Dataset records
------------------------------

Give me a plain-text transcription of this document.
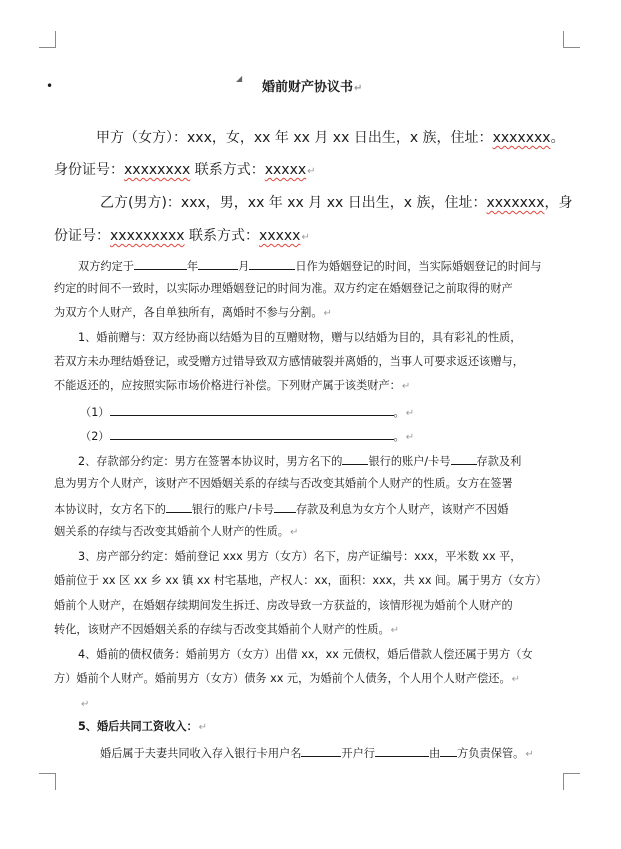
•
◢
婚前财产协议书↵
甲方（女方）：xxx，女，xx 年 xx 月 xx 日出生，x 族，住址：xxxxxxx。
身份证号：xxxxxxxx 联系方式：xxxxx↵
乙方(男方)：xxx，男，xx 年 xx 月 xx 日出生，x 族，住址：xxxxxxx，身
份证号：xxxxxxxxx 联系方式：xxxxx↵
双方约定于	年	月	日作为婚姻登记的时间，当实际婚姻登记的时间与
约定的时间不一致时，以实际办理婚姻登记的时间为准。双方约定在婚姻登记之前取得的财产
为双方个人财产，各自单独所有，离婚时不参与分割。↵
1、婚前赠与：双方经协商以结婚为目的互赠财物，赠与以结婚为目的，具有彩礼的性质，
若双方未办理结婚登记，或受赠方过错导致双方感情破裂并离婚的，当事人可要求返还该赠与，
不能返还的，应按照实际市场价格进行补偿。下列财产属于该类财产：↵
（1）	。↵
（2）	。↵
2、存款部分约定：男方在签署本协议时，男方名下的 银行的账户/卡号 存款及利
息为男方个人财产，该财产不因婚姻关系的存续与否改变其婚前个人财产的性质。女方在签署
本协议时，女方名下的 银行的账户/卡号 存款及利息为女方个人财产，该财产不因婚
姻关系的存续与否改变其婚前个人财产的性质。↵
3、房产部分约定：婚前登记 xxx 男方（女方）名下，房产证编号：xxx，平米数 xx 平，
婚前位于 xx 区 xx 乡 xx 镇 xx 村宅基地，产权人：xx，面积：xxx，共 xx 间。属于男方（女方）
婚前个人财产，在婚姻存续期间发生拆迁、房改导致一方获益的，该情形视为婚前个人财产的
转化，该财产不因婚姻关系的存续与否改变其婚前个人财产的性质。↵
4、婚前的债权债务：婚前男方（女方）出借 xx，xx 元债权，婚后借款人偿还属于男方（女
方）婚前个人财产。婚前男方（女方）债务 xx 元，为婚前个人债务，个人用个人财产偿还。↵
↵
5、婚后共同工资收入：↵
婚后属于夫妻共同收入存入银行卡用户名	开户行	由 方负责保管。↵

------------------------------

__Direction__. Copy each line of the listing in which the word "联系方式" can be found.

__Final result__.
身份证号：xxxxxxxx 联系方式：xxxxx↵
份证号：xxxxxxxxx 联系方式：xxxxx↵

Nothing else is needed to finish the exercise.